• Set exercise: Pick every line from the data that holds the word "nước".

• Material for the task:
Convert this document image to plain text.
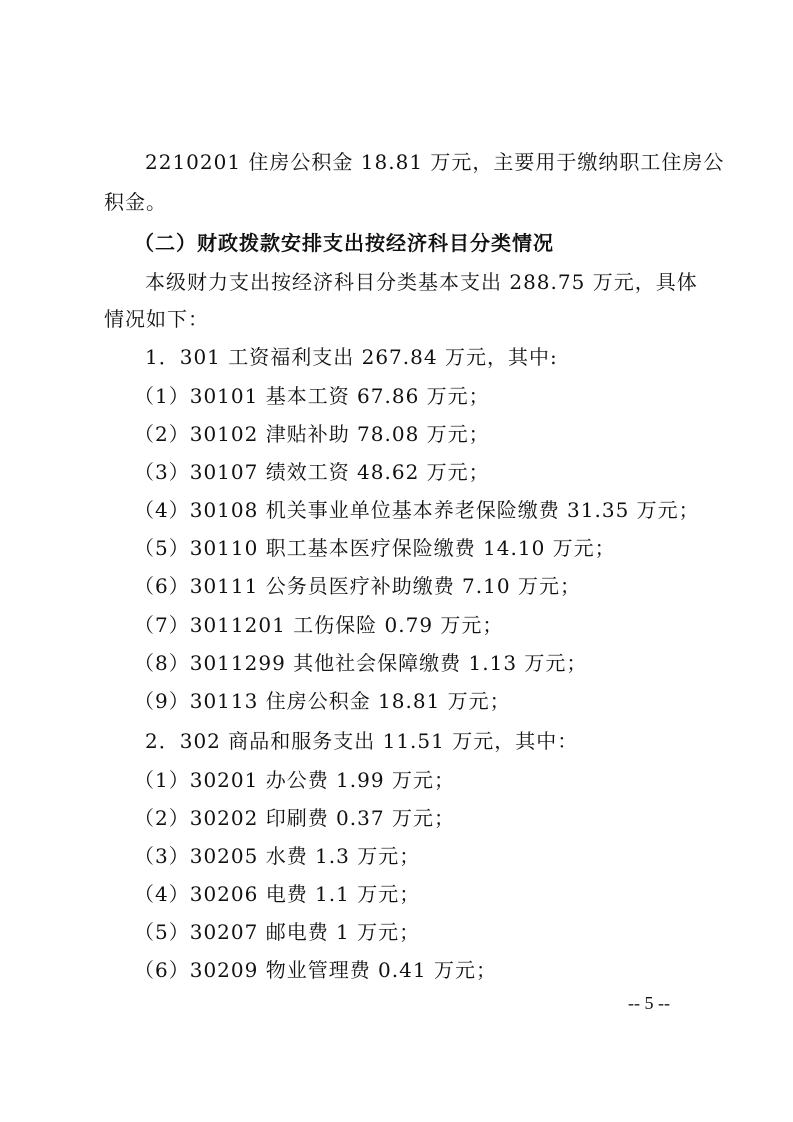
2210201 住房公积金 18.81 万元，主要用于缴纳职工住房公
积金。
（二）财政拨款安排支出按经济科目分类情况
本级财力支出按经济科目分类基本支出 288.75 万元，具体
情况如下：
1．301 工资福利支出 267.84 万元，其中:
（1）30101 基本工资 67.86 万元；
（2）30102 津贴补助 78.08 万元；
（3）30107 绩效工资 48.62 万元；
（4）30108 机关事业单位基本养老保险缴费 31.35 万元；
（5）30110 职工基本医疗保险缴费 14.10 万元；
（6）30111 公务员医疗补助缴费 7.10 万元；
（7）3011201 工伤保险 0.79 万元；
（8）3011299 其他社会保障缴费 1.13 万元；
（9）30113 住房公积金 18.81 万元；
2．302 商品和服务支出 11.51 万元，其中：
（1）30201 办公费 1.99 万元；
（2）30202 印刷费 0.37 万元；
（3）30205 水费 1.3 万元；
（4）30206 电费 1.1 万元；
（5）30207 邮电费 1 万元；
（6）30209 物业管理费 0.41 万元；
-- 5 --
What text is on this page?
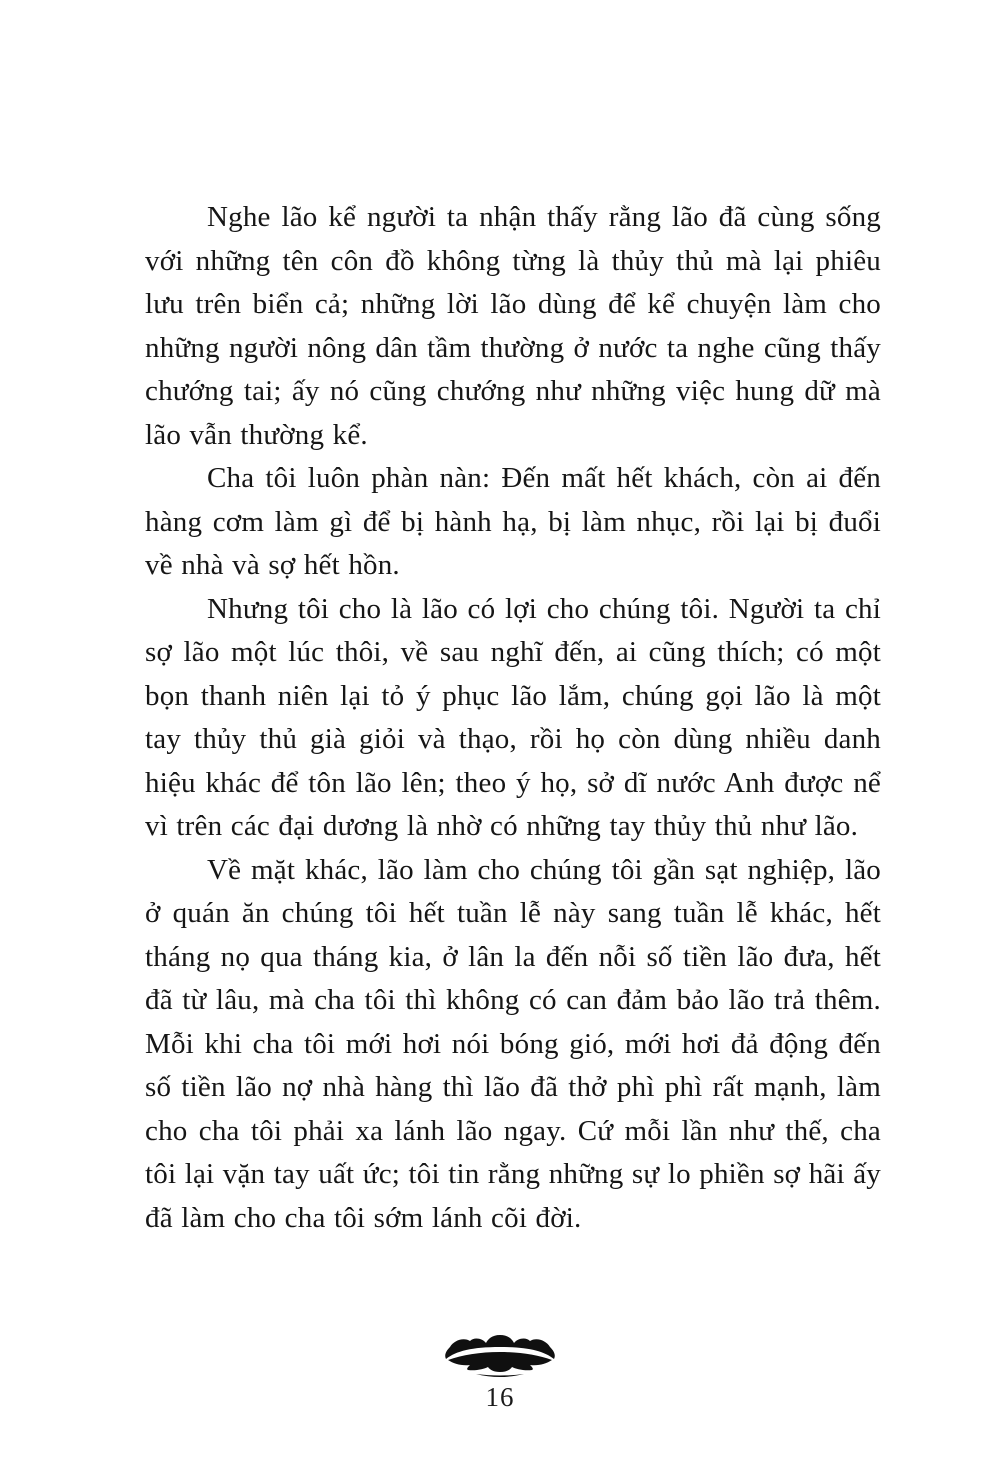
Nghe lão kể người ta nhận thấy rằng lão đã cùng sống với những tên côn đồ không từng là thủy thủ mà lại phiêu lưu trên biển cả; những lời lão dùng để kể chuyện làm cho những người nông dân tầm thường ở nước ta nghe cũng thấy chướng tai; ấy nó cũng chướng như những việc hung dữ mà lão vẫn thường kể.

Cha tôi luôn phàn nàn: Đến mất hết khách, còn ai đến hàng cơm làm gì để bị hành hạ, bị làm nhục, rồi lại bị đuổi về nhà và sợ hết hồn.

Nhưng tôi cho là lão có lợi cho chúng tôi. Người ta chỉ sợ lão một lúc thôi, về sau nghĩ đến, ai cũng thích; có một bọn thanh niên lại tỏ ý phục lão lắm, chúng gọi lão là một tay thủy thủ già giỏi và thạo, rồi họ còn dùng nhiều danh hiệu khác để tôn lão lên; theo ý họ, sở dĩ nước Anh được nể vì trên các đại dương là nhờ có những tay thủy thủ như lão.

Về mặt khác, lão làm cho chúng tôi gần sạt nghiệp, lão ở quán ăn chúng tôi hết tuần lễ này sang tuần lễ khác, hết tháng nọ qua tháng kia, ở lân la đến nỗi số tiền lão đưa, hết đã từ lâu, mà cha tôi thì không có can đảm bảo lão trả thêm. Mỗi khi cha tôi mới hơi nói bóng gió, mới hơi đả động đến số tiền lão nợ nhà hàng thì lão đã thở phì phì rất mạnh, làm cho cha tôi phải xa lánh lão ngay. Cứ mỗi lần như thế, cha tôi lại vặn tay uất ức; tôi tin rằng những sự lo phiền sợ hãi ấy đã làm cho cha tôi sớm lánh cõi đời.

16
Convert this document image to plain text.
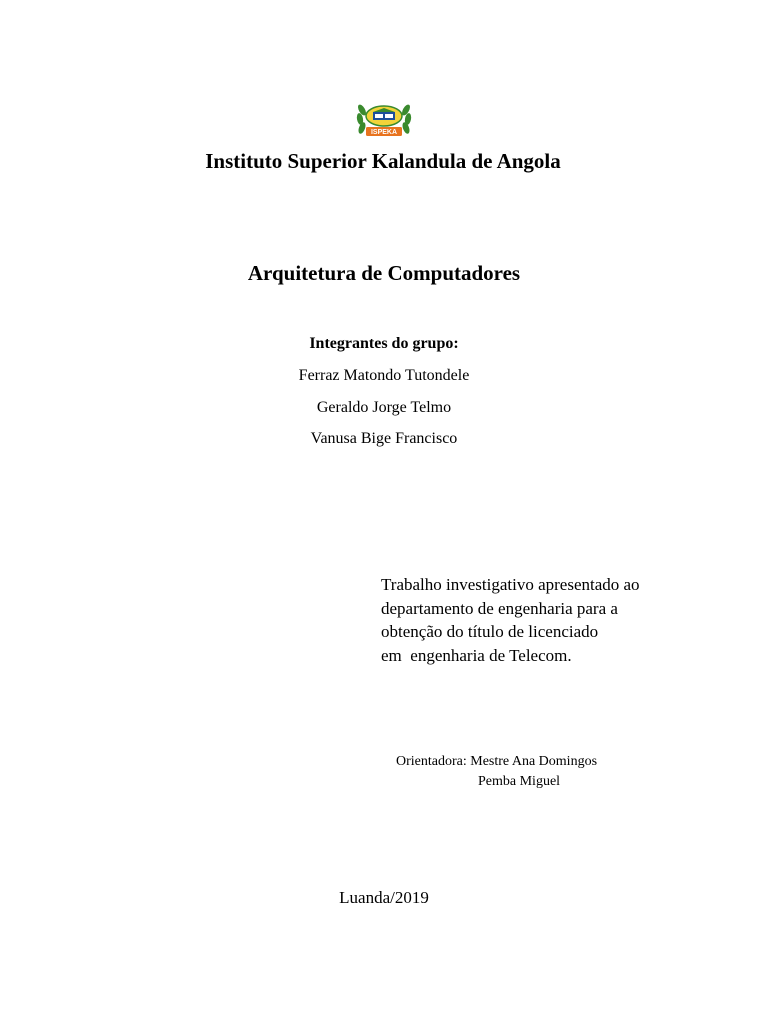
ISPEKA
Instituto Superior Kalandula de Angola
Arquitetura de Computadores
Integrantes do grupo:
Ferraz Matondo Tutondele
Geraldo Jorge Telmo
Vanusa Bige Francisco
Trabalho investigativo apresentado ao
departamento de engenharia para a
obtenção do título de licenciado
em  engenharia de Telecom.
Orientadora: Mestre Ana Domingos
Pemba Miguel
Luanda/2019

• Exercise response:
Nghe lão kể người ta nhận thấy rằng lão đã cùng sống với những tên côn đồ không từng là thủy thủ mà lại phiêu lưu trên biển cả; những lời lão dùng để kể chuyện làm cho những người nông dân tầm thường ở nước ta nghe cũng thấy chướng tai; ấy nó cũng chướng như những việc hung dữ mà lão vẫn thường kể.
Nhưng tôi cho là lão có lợi cho chúng tôi. Người ta chỉ sợ lão một lúc thôi, về sau nghĩ đến, ai cũng thích; có một bọn thanh niên lại tỏ ý phục lão lắm, chúng gọi lão là một tay thủy thủ già giỏi và thạo, rồi họ còn dùng nhiều danh hiệu khác để tôn lão lên; theo ý họ, sở dĩ nước Anh được nể vì trên các đại dương là nhờ có những tay thủy thủ như lão.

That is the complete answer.